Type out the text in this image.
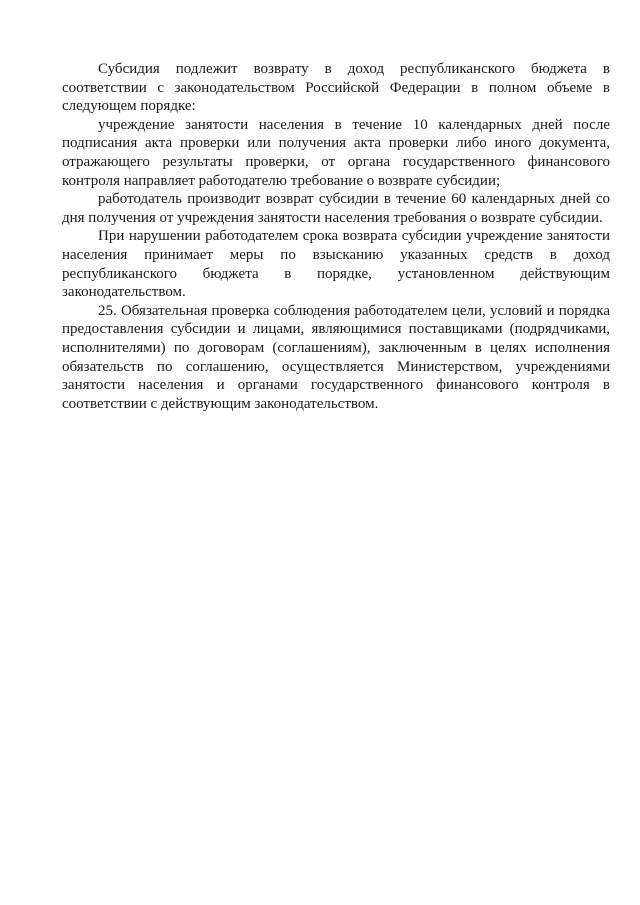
Субсидия подлежит возврату в доход республиканского бюджета в соответствии с законодательством Российской Федерации в полном объеме в следующем порядке:

учреждение занятости населения в течение 10 календарных дней после подписания акта проверки или получения акта проверки либо иного документа, отражающего результаты проверки, от органа государственного финансового контроля направляет работодателю требование о возврате субсидии;

работодатель производит возврат субсидии в течение 60 календарных дней со дня получения от учреждения занятости населения требования о возврате субсидии.

При нарушении работодателем срока возврата субсидии учреждение занятости населения принимает меры по взысканию указанных средств в доход республиканского бюджета в порядке, установленном действующим законодательством.

25. Обязательная проверка соблюдения работодателем цели, условий и порядка предоставления субсидии и лицами, являющимися поставщиками (подрядчиками, исполнителями) по договорам (соглашениям), заключенным в целях исполнения обязательств по соглашению, осуществляется Министерством, учреждениями занятости населения и органами государственного финансового контроля в соответствии с действующим законодательством.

_What you should do:_ The records above must be printed exactly; the pictures stay out.

_Final answer:_
Type out the text in this image.
Субсидия подлежит возврату в доход республиканского бюджета в соответствии с законодательством Российской Федерации в полном объеме в следующем порядке:

учреждение занятости населения в течение 10 календарных дней после подписания акта проверки или получения акта проверки либо иного документа, отражающего результаты проверки, от органа государственного финансового контроля направляет работодателю требование о возврате субсидии;

работодатель производит возврат субсидии в течение 60 календарных дней со дня получения от учреждения занятости населения требования о возврате субсидии.

При нарушении работодателем срока возврата субсидии учреждение занятости населения принимает меры по взысканию указанных средств в доход республиканского бюджета в порядке, установленном действующим законодательством.

25. Обязательная проверка соблюдения работодателем цели, условий и порядка предоставления субсидии и лицами, являющимися поставщиками (подрядчиками, исполнителями) по договорам (соглашениям), заключенным в целях исполнения обязательств по соглашению, осуществляется Министерством, учреждениями занятости населения и органами государственного финансового контроля в соответствии с действующим законодательством.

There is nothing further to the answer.